What you should do: The entries below should be given again exactly, minus their pictures.
** Begin Exercise material **
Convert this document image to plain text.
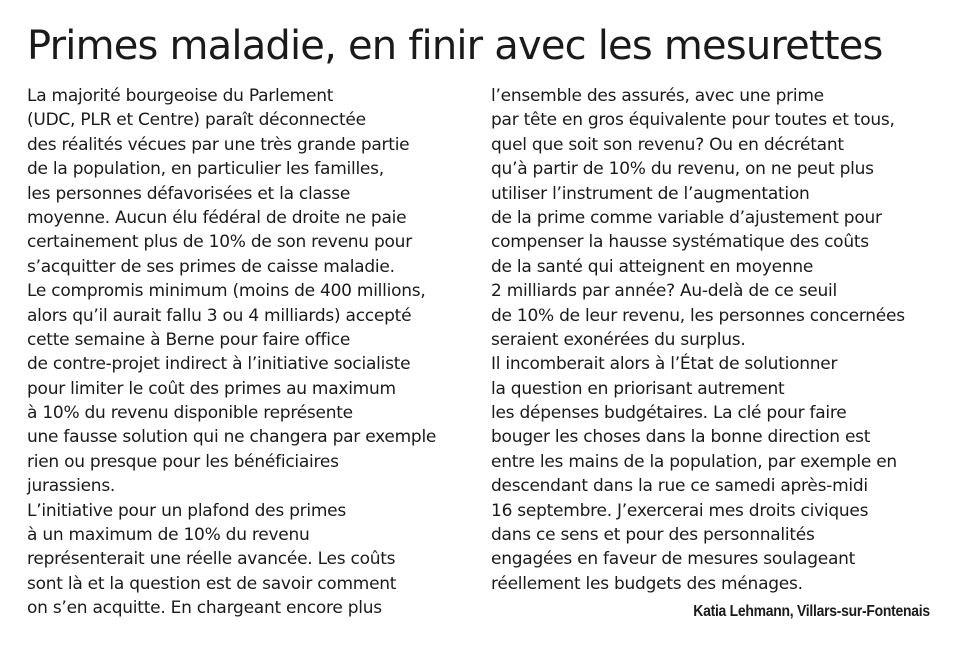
Primes maladie, en finir avec les mesurettes
La majorité bourgeoise du Parlement
(UDC, PLR et Centre) paraît déconnectée
des réalités vécues par une très grande partie
de la population, en particulier les familles,
les personnes défavorisées et la classe
moyenne. Aucun élu fédéral de droite ne paie
certainement plus de 10% de son revenu pour
s’acquitter de ses primes de caisse maladie.
Le compromis minimum (moins de 400 millions,
alors qu’il aurait fallu 3 ou 4 milliards) accepté
cette semaine à Berne pour faire office
de contre-projet indirect à l’initiative socialiste
pour limiter le coût des primes au maximum
à 10% du revenu disponible représente
une fausse solution qui ne changera par exemple
rien ou presque pour les bénéficiaires
jurassiens.
L’initiative pour un plafond des primes
à un maximum de 10% du revenu
représenterait une réelle avancée. Les coûts
sont là et la question est de savoir comment
on s’en acquitte. En chargeant encore plus
l’ensemble des assurés, avec une prime
par tête en gros équivalente pour toutes et tous,
quel que soit son revenu? Ou en décrétant
qu’à partir de 10% du revenu, on ne peut plus
utiliser l’instrument de l’augmentation
de la prime comme variable d’ajustement pour
compenser la hausse systématique des coûts
de la santé qui atteignent en moyenne
2 milliards par année? Au-delà de ce seuil
de 10% de leur revenu, les personnes concernées
seraient exonérées du surplus.
Il incomberait alors à l’État de solutionner
la question en priorisant autrement
les dépenses budgétaires. La clé pour faire
bouger les choses dans la bonne direction est
entre les mains de la population, par exemple en
descendant dans la rue ce samedi après-midi
16 septembre. J’exercerai mes droits civiques
dans ce sens et pour des personnalités
engagées en faveur de mesures soulageant
réellement les budgets des ménages.
Katia Lehmann, Villars-sur-Fontenais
** End Exercise material **
Result:
Convert this document image to plain text.
Primes maladie, en finir avec les mesurettes
La majorité bourgeoise du Parlement
(UDC, PLR et Centre) paraît déconnectée
des réalités vécues par une très grande partie
de la population, en particulier les familles,
les personnes défavorisées et la classe
moyenne. Aucun élu fédéral de droite ne paie
certainement plus de 10% de son revenu pour
s’acquitter de ses primes de caisse maladie.
Le compromis minimum (moins de 400 millions,
alors qu’il aurait fallu 3 ou 4 milliards) accepté
cette semaine à Berne pour faire office
de contre-projet indirect à l’initiative socialiste
pour limiter le coût des primes au maximum
à 10% du revenu disponible représente
une fausse solution qui ne changera par exemple
rien ou presque pour les bénéficiaires
jurassiens.
L’initiative pour un plafond des primes
à un maximum de 10% du revenu
représenterait une réelle avancée. Les coûts
sont là et la question est de savoir comment
on s’en acquitte. En chargeant encore plus
l’ensemble des assurés, avec une prime
par tête en gros équivalente pour toutes et tous,
quel que soit son revenu? Ou en décrétant
qu’à partir de 10% du revenu, on ne peut plus
utiliser l’instrument de l’augmentation
de la prime comme variable d’ajustement pour
compenser la hausse systématique des coûts
de la santé qui atteignent en moyenne
2 milliards par année? Au-delà de ce seuil
de 10% de leur revenu, les personnes concernées
seraient exonérées du surplus.
Il incomberait alors à l’État de solutionner
la question en priorisant autrement
les dépenses budgétaires. La clé pour faire
bouger les choses dans la bonne direction est
entre les mains de la population, par exemple en
descendant dans la rue ce samedi après-midi
16 septembre. J’exercerai mes droits civiques
dans ce sens et pour des personnalités
engagées en faveur de mesures soulageant
réellement les budgets des ménages.
Katia Lehmann, Villars-sur-Fontenais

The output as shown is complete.